--- Task details ---
Copy every entry word for word. Skip the pictures.

--- Data to process ---
^^^^^^^^^^^^^^^^

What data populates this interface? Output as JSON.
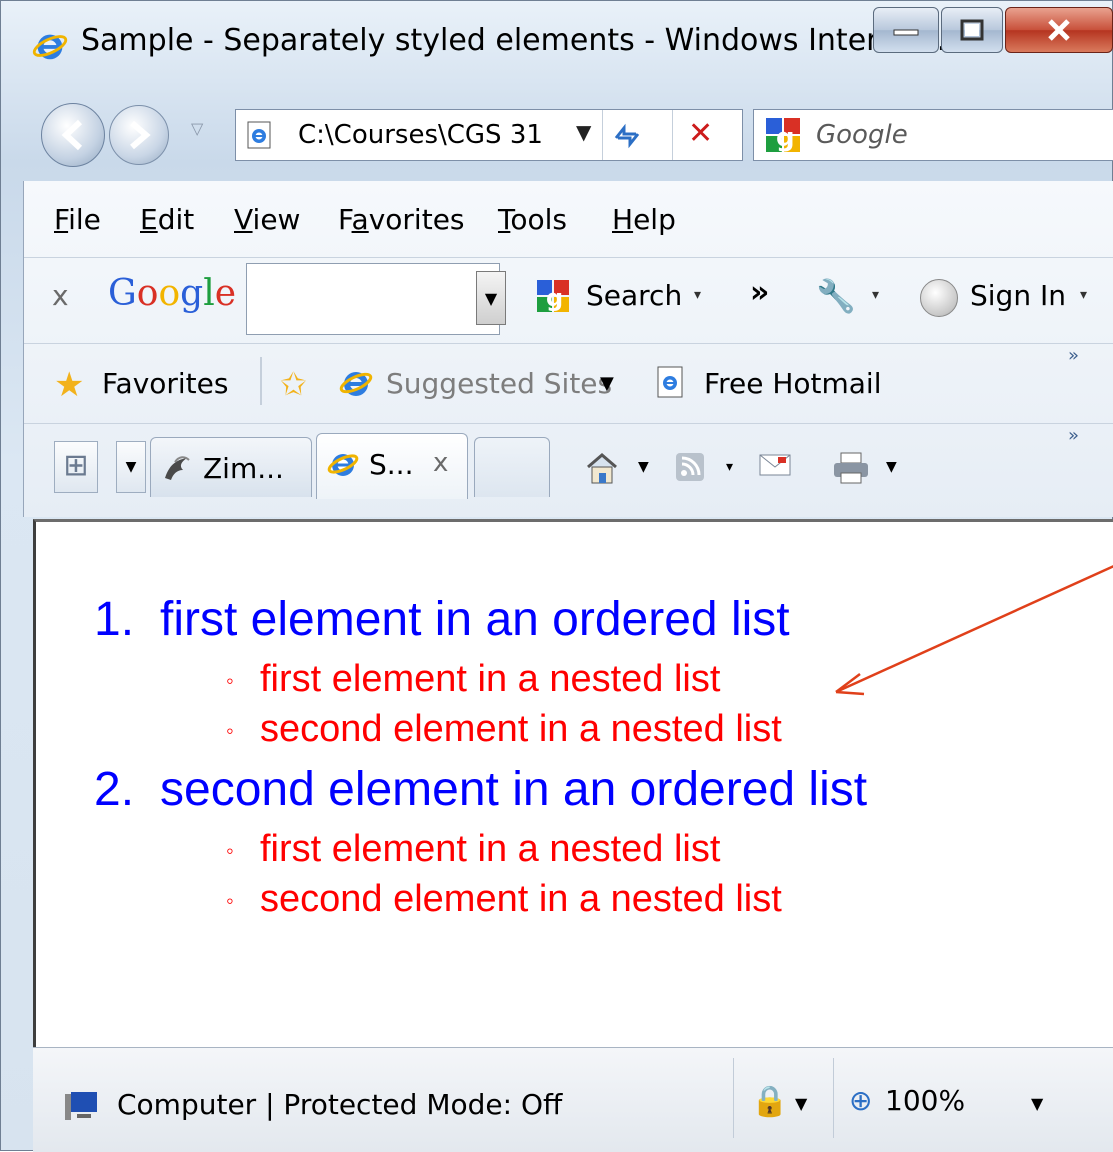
{
  "window": {
    "title": "Sample - Separately styled elements - Windows Internet...",
    "minimize_glyph": "—",
    "maximize_glyph": "▢",
    "close_glyph": "X"
  },
  "navigation": {
    "address": "C:\\Courses\\CGS 31",
    "address_dropdown_glyph": "▼",
    "refresh_glyph": "⁴⁄",
    "stop_glyph": "✕",
    "search_placeholder": "Google"
  },
  "menu": {
    "items": [
      {
        "prefix": "",
        "accel": "F",
        "rest": "ile"
      },
      {
        "prefix": "",
        "accel": "E",
        "rest": "dit"
      },
      {
        "prefix": "",
        "accel": "V",
        "rest": "iew"
      },
      {
        "prefix": "F",
        "accel": "a",
        "rest": "vorites"
      },
      {
        "prefix": "",
        "accel": "T",
        "rest": "ools"
      },
      {
        "prefix": "",
        "accel": "H",
        "rest": "elp"
      }
    ]
  },
  "google_toolbar": {
    "close_glyph": "x",
    "logo_letters": [
      "G",
      "o",
      "o",
      "g",
      "l",
      "e"
    ],
    "logo_colors": [
      "#2a5fd8",
      "#d93025",
      "#f2b400",
      "#2a5fd8",
      "#1e9e3f",
      "#d93025"
    ],
    "search_label": "Search",
    "dropdown_glyph": "▾",
    "chevron_glyph": "»",
    "sign_in_label": "Sign In"
  },
  "favorites_bar": {
    "favorites_label": "Favorites",
    "suggested_sites_label": "Suggested Sites",
    "free_hotmail_label": "Free Hotmail",
    "more_glyph": "»"
  },
  "tabs": {
    "items": [
      {
        "label": "Zim...",
        "icon": "ucf-pegasus-icon"
      },
      {
        "label": "S...",
        "icon": "ie-icon",
        "close": "x"
      }
    ],
    "more_glyph": "»"
  },
  "content": {
    "ordered_list": [
      {
        "number": "1.",
        "text": "first element in an ordered list",
        "nested": [
          "first element in a nested list",
          "second element in a nested list"
        ]
      },
      {
        "number": "2.",
        "text": "second element in an ordered list",
        "nested": [
          "first element in a nested list",
          "second element in a nested list"
        ]
      }
    ],
    "nested_bullet": "◦",
    "colors": {
      "ordered": "#0000ff",
      "nested": "#ff0000",
      "arrow": "#e0401a"
    }
  },
  "status_bar": {
    "zone_text": "Computer | Protected Mode: Off",
    "zoom_text": "100%",
    "dropdown_glyph": "▼"
  }
}
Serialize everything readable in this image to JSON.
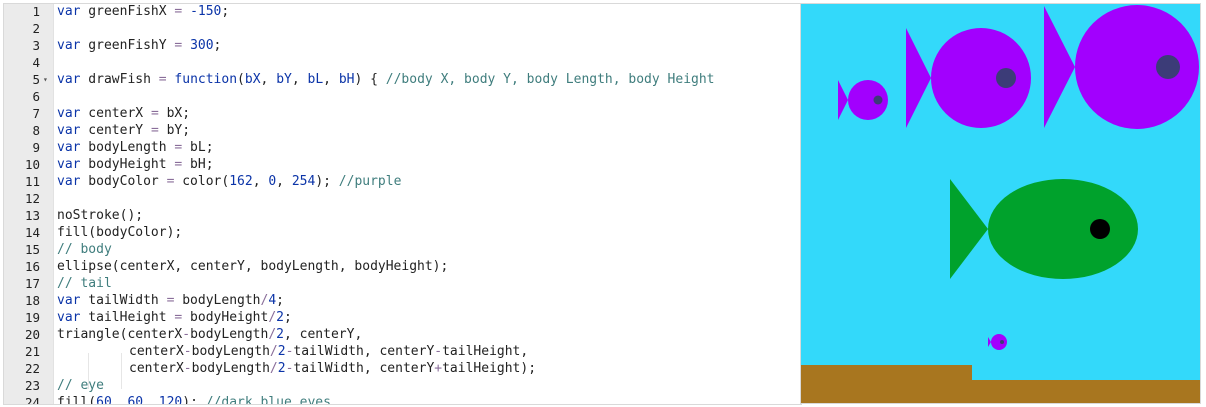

^^^^^^^^^^^^^^^^

--- Solution for this exercise ---
What data populates this interface? Output as JSON.
{
  "window": {
    "title": "Sample - Separately styled elements - Windows Internet...",
    "minimize_glyph": "—",
    "maximize_glyph": "▢",
    "close_glyph": "X"
  },
  "navigation": {
    "address": "C:\\Courses\\CGS 31",
    "address_dropdown_glyph": "▼",
    "refresh_glyph": "⁴⁄",
    "stop_glyph": "✕",
    "search_placeholder": "Google"
  },
  "menu": {
    "items": [
      {
        "prefix": "",
        "accel": "F",
        "rest": "ile"
      },
      {
        "prefix": "",
        "accel": "E",
        "rest": "dit"
      },
      {
        "prefix": "",
        "accel": "V",
        "rest": "iew"
      },
      {
        "prefix": "F",
        "accel": "a",
        "rest": "vorites"
      },
      {
        "prefix": "",
        "accel": "T",
        "rest": "ools"
      },
      {
        "prefix": "",
        "accel": "H",
        "rest": "elp"
      }
    ]
  },
  "google_toolbar": {
    "close_glyph": "x",
    "logo_letters": [
      "G",
      "o",
      "o",
      "g",
      "l",
      "e"
    ],
    "logo_colors": [
      "#2a5fd8",
      "#d93025",
      "#f2b400",
      "#2a5fd8",
      "#1e9e3f",
      "#d93025"
    ],
    "search_label": "Search",
    "dropdown_glyph": "▾",
    "chevron_glyph": "»",
    "sign_in_label": "Sign In"
  },
  "favorites_bar": {
    "favorites_label": "Favorites",
    "suggested_sites_label": "Suggested Sites",
    "free_hotmail_label": "Free Hotmail",
    "more_glyph": "»"
  },
  "tabs": {
    "items": [
      {
        "label": "Zim...",
        "icon": "ucf-pegasus-icon"
      },
      {
        "label": "S...",
        "icon": "ie-icon",
        "close": "x"
      }
    ],
    "more_glyph": "»"
  },
  "content": {
    "ordered_list": [
      {
        "number": "1.",
        "text": "first element in an ordered list",
        "nested": [
          "first element in a nested list",
          "second element in a nested list"
        ]
      },
      {
        "number": "2.",
        "text": "second element in an ordered list",
        "nested": [
          "first element in a nested list",
          "second element in a nested list"
        ]
      }
    ],
    "nested_bullet": "◦",
    "colors": {
      "ordered": "#0000ff",
      "nested": "#ff0000",
      "arrow": "#e0401a"
    }
  },
  "status_bar": {
    "zone_text": "Computer | Protected Mode: Off",
    "zoom_text": "100%",
    "dropdown_glyph": "▼"
  }
}
Serialize everything readable in this image to JSON.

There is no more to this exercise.